» The task
Copy all of the material word for word, except for the pictures.

────────────────────────────────────────

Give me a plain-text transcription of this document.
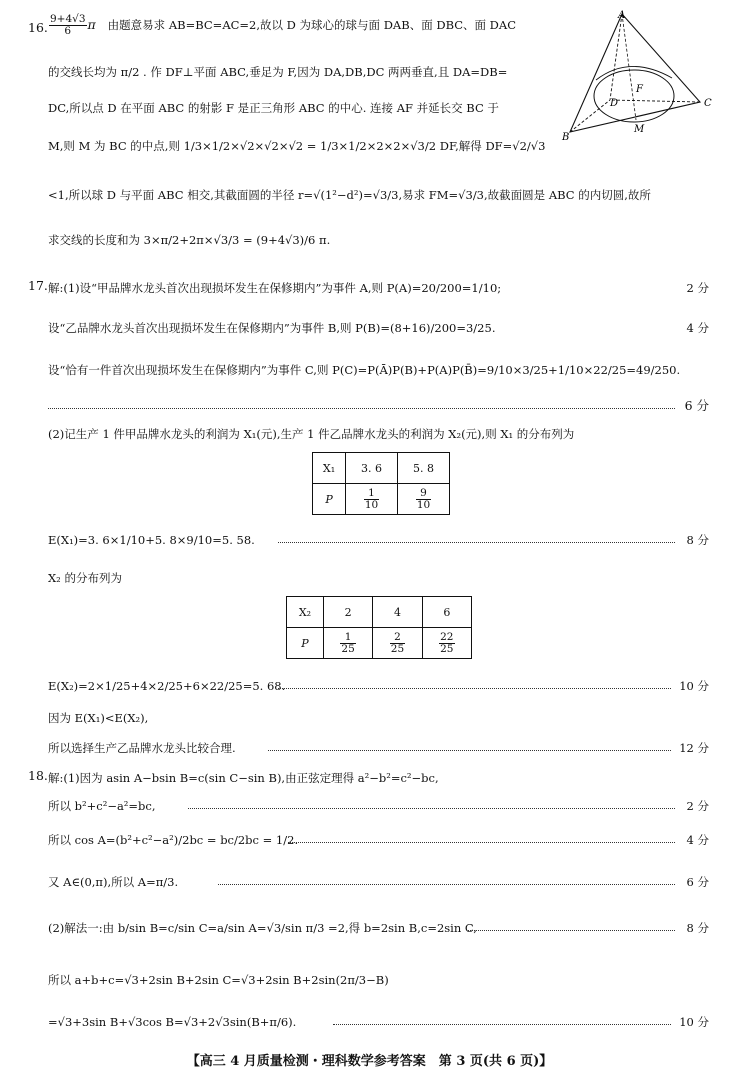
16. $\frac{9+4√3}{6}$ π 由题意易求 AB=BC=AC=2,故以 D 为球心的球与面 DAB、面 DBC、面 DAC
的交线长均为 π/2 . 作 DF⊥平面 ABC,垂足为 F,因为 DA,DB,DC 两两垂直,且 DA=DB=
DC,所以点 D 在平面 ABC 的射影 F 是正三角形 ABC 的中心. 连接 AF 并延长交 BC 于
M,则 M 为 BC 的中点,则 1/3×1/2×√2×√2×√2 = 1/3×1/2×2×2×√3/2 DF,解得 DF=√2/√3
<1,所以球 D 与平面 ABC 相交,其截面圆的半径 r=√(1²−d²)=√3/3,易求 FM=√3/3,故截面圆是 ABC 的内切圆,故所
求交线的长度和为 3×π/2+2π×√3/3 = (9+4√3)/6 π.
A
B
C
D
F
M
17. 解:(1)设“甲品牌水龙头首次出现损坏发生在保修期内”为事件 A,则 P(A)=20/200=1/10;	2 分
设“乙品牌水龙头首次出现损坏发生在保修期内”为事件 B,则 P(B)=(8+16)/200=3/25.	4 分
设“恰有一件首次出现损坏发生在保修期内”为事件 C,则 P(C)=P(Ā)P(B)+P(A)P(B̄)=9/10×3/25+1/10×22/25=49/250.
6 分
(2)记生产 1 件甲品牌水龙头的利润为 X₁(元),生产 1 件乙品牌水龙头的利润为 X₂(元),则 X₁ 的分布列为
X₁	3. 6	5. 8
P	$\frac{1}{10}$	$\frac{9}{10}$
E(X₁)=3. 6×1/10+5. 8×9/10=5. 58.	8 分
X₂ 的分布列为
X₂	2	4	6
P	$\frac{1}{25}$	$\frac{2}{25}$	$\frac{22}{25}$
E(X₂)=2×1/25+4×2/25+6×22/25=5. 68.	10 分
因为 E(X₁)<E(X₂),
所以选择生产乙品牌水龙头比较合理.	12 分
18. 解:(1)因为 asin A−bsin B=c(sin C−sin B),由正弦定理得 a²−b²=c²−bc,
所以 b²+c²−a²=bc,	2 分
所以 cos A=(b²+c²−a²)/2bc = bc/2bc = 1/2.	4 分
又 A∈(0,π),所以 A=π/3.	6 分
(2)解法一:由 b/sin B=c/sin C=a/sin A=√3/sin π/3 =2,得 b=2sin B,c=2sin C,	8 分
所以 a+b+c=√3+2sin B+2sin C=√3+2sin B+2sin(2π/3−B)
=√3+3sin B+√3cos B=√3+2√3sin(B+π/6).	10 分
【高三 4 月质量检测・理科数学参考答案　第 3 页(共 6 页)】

────────────────────────────────────────

» Completed task
Give me a plain-text transcription of this document.
16. $\frac{9+4√3}{6}$ π 由题意易求 AB=BC=AC=2,故以 D 为球心的球与面 DAB、面 DBC、面 DAC
的交线长均为 π/2 . 作 DF⊥平面 ABC,垂足为 F,因为 DA,DB,DC 两两垂直,且 DA=DB=
DC,所以点 D 在平面 ABC 的射影 F 是正三角形 ABC 的中心. 连接 AF 并延长交 BC 于
M,则 M 为 BC 的中点,则 1/3×1/2×√2×√2×√2 = 1/3×1/2×2×2×√3/2 DF,解得 DF=√2/√3
<1,所以球 D 与平面 ABC 相交,其截面圆的半径 r=√(1²−d²)=√3/3,易求 FM=√3/3,故截面圆是 ABC 的内切圆,故所
求交线的长度和为 3×π/2+2π×√3/3 = (9+4√3)/6 π.
A
B
C
D
F
M
17. 解:(1)设“甲品牌水龙头首次出现损坏发生在保修期内”为事件 A,则 P(A)=20/200=1/10;	2 分
设“乙品牌水龙头首次出现损坏发生在保修期内”为事件 B,则 P(B)=(8+16)/200=3/25.	4 分
设“恰有一件首次出现损坏发生在保修期内”为事件 C,则 P(C)=P(Ā)P(B)+P(A)P(B̄)=9/10×3/25+1/10×22/25=49/250.
6 分
(2)记生产 1 件甲品牌水龙头的利润为 X₁(元),生产 1 件乙品牌水龙头的利润为 X₂(元),则 X₁ 的分布列为
X₁	3. 6	5. 8
P	$\frac{1}{10}$	$\frac{9}{10}$
E(X₁)=3. 6×1/10+5. 8×9/10=5. 58.	8 分
X₂ 的分布列为
X₂	2	4	6
P	$\frac{1}{25}$	$\frac{2}{25}$	$\frac{22}{25}$
E(X₂)=2×1/25+4×2/25+6×22/25=5. 68.	10 分
因为 E(X₁)<E(X₂),
所以选择生产乙品牌水龙头比较合理.	12 分
18. 解:(1)因为 asin A−bsin B=c(sin C−sin B),由正弦定理得 a²−b²=c²−bc,
所以 b²+c²−a²=bc,	2 分
所以 cos A=(b²+c²−a²)/2bc = bc/2bc = 1/2.	4 分
又 A∈(0,π),所以 A=π/3.	6 分
(2)解法一:由 b/sin B=c/sin C=a/sin A=√3/sin π/3 =2,得 b=2sin B,c=2sin C,	8 分
所以 a+b+c=√3+2sin B+2sin C=√3+2sin B+2sin(2π/3−B)
=√3+3sin B+√3cos B=√3+2√3sin(B+π/6).	10 分
【高三 4 月质量检测・理科数学参考答案　第 3 页(共 6 页)】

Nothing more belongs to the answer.